*Given text*.
◇ ◇ ◇ ◇ ◇

Additionally, please clarify whether “supplier” refers to the supplier of the IC instrument or of the columns. Did you determine quantification limits for each ion using your own calibration curves under actual operating conditions, which might be more accurate than supplier-provided values?
Line 275–276:
Please elaborate on the factors leading to the highest TFA levels in the Dreisam River during the 2023–2024 winter.
Figure 2:
Does the gray shading in panels (a–c) represent dry and wet conditions? Please specify this in the figure caption.
Line 303–304:
Based on the correlation data in Table 2, it seems that TFA showed positive correlations with all tracers except nitrate. Please confirm and revise accordingly.
Line 306:
The sentence “The same was true for the negative correlation with deuterium excess” is ambiguous. Please rephrase for clarity (e.g., “Similarly, TFA exhibited a negative correlation with deuterium excess”).
Line 364–365:
You state that “Potassium negatively correlated with TFA; however, concentrations were below LOQ and could not be reliably interpreted.” How was the correlation established if potassium concentrations were not quantifiable? Please clarify or reconsider this statement.

◇ ◇ ◇ ◇ ◇

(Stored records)
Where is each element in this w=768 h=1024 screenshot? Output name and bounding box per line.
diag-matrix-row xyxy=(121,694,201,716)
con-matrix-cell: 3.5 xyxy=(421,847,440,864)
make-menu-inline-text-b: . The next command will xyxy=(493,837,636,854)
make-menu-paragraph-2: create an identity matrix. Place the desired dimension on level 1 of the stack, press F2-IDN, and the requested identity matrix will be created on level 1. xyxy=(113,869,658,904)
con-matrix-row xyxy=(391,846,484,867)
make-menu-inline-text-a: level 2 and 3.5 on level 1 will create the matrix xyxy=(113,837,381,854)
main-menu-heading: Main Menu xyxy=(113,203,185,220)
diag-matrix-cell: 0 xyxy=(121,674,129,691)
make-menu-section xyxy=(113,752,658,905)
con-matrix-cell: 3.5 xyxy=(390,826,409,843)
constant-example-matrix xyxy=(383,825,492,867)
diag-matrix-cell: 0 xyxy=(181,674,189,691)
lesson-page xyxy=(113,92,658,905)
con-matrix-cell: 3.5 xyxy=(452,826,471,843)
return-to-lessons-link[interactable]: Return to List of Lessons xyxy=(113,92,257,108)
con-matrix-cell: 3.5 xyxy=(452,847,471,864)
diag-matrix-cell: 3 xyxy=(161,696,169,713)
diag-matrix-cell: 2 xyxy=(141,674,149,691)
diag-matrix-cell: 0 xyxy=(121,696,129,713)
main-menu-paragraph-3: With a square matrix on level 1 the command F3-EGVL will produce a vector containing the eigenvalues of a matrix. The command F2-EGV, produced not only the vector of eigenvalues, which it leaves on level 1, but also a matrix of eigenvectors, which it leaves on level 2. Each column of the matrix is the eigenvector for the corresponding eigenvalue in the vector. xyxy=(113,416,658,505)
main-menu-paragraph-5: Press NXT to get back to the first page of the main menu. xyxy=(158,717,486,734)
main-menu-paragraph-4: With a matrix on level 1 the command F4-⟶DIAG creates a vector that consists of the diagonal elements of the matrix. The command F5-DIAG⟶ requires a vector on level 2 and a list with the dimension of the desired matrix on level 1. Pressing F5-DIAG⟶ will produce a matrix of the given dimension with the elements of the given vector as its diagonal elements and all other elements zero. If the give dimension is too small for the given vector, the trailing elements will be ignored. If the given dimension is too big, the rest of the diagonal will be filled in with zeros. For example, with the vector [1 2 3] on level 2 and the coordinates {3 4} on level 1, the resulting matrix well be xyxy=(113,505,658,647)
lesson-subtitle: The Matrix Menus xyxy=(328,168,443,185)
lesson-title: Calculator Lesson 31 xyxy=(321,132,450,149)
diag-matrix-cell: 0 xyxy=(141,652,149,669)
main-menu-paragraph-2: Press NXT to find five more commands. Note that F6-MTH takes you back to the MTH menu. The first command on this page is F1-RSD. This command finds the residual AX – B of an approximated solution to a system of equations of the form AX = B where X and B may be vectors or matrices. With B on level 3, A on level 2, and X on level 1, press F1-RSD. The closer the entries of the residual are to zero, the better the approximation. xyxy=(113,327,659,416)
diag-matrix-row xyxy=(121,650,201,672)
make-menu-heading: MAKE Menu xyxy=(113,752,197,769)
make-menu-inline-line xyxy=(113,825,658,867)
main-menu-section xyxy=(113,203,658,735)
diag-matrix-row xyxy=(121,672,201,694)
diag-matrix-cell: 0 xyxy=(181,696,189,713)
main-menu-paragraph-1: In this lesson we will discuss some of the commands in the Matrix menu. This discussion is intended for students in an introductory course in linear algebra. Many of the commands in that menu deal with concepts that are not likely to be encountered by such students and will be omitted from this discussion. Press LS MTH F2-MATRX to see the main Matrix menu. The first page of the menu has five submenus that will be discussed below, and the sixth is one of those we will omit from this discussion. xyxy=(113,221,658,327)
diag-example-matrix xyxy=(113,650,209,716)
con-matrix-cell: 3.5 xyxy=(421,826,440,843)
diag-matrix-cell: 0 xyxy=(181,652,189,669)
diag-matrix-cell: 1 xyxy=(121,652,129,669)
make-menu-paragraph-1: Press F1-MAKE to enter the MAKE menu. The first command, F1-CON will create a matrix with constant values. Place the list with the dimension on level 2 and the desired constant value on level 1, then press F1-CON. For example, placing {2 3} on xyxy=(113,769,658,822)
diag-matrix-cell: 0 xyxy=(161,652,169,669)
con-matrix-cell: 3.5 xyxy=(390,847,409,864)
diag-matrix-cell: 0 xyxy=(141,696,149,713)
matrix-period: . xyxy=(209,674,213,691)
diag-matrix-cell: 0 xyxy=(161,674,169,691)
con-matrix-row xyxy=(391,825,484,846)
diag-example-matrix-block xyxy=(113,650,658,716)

◇ ◇ ◇ ◇ ◇

Please answer these questions about the review comments above, one per line:
(a) Which river is named in connection with the highest TFA levels?
(b) In Figure 2, what is the reviewer unsure whether the gray shading in panels (a–c) represents?
(c) According to the reviewer's reading of Table 2, which tracer was the exception to TFA's positive correlations?

*Problem solution*.
(a) The Dreisam River.
(b) Dry and wet conditions.
(c) Nitrate.